* _WHAT NEEDS TO BE DONE_
Transcribe the material verbatim in full; the pictures do not belong in the copy.

* _DATA TO USE_

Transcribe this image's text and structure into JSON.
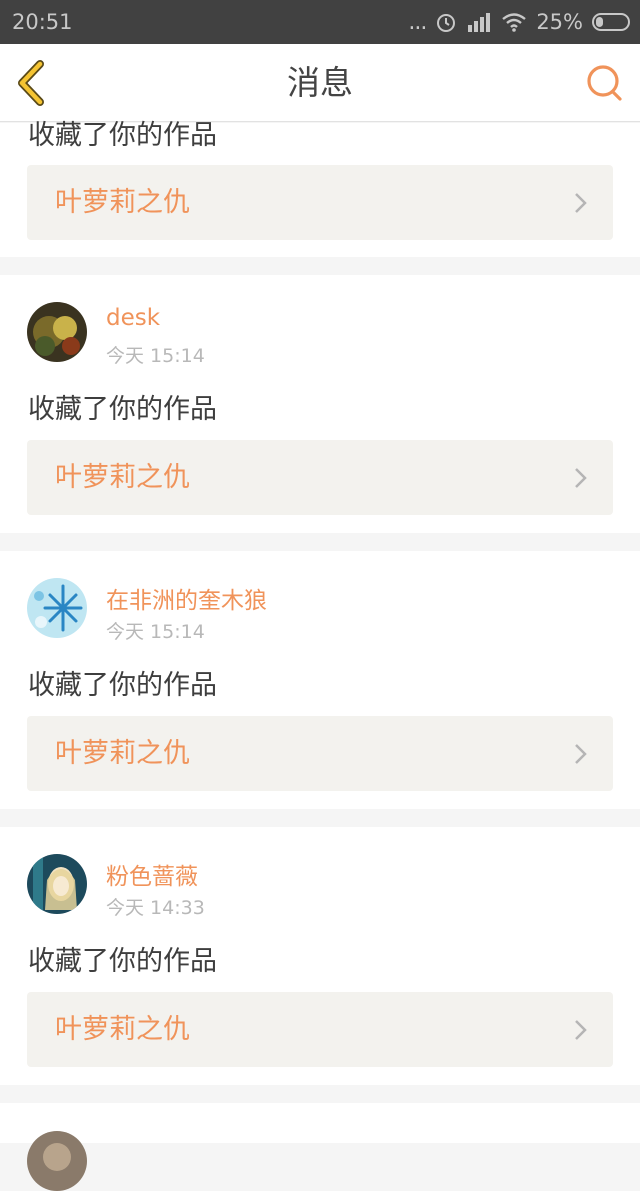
{
  "status_bar": {
    "time": "20:51",
    "dots": "...",
    "battery_percent": "25%",
    "icons": [
      "alarm-icon",
      "signal-icon",
      "wifi-icon",
      "battery-icon"
    ]
  },
  "nav": {
    "title": "消息",
    "back_icon": "chevron-left-icon",
    "search_icon": "search-icon"
  },
  "colors": {
    "accent": "#f0935a",
    "back_icon": "#f5c432",
    "work_box_bg": "#f3f2ee"
  },
  "notifications": [
    {
      "action": "收藏了你的作品",
      "work_title": "叶萝莉之仇"
    },
    {
      "username": "desk",
      "time": "今天 15:14",
      "action": "收藏了你的作品",
      "work_title": "叶萝莉之仇"
    },
    {
      "username": "在非洲的奎木狼",
      "time": "今天 15:14",
      "action": "收藏了你的作品",
      "work_title": "叶萝莉之仇"
    },
    {
      "username": "粉色蔷薇",
      "time": "今天 14:33",
      "action": "收藏了你的作品",
      "work_title": "叶萝莉之仇"
    }
  ]
}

* _TASK RESULT_
Transcribe this image's text and structure into JSON.
{
  "status_bar": {
    "time": "20:51",
    "dots": "...",
    "battery_percent": "25%",
    "icons": [
      "alarm-icon",
      "signal-icon",
      "wifi-icon",
      "battery-icon"
    ]
  },
  "nav": {
    "title": "消息",
    "back_icon": "chevron-left-icon",
    "search_icon": "search-icon"
  },
  "colors": {
    "accent": "#f0935a",
    "back_icon": "#f5c432",
    "work_box_bg": "#f3f2ee"
  },
  "notifications": [
    {
      "action": "收藏了你的作品",
      "work_title": "叶萝莉之仇"
    },
    {
      "username": "desk",
      "time": "今天 15:14",
      "action": "收藏了你的作品",
      "work_title": "叶萝莉之仇"
    },
    {
      "username": "在非洲的奎木狼",
      "time": "今天 15:14",
      "action": "收藏了你的作品",
      "work_title": "叶萝莉之仇"
    },
    {
      "username": "粉色蔷薇",
      "time": "今天 14:33",
      "action": "收藏了你的作品",
      "work_title": "叶萝莉之仇"
    }
  ]
}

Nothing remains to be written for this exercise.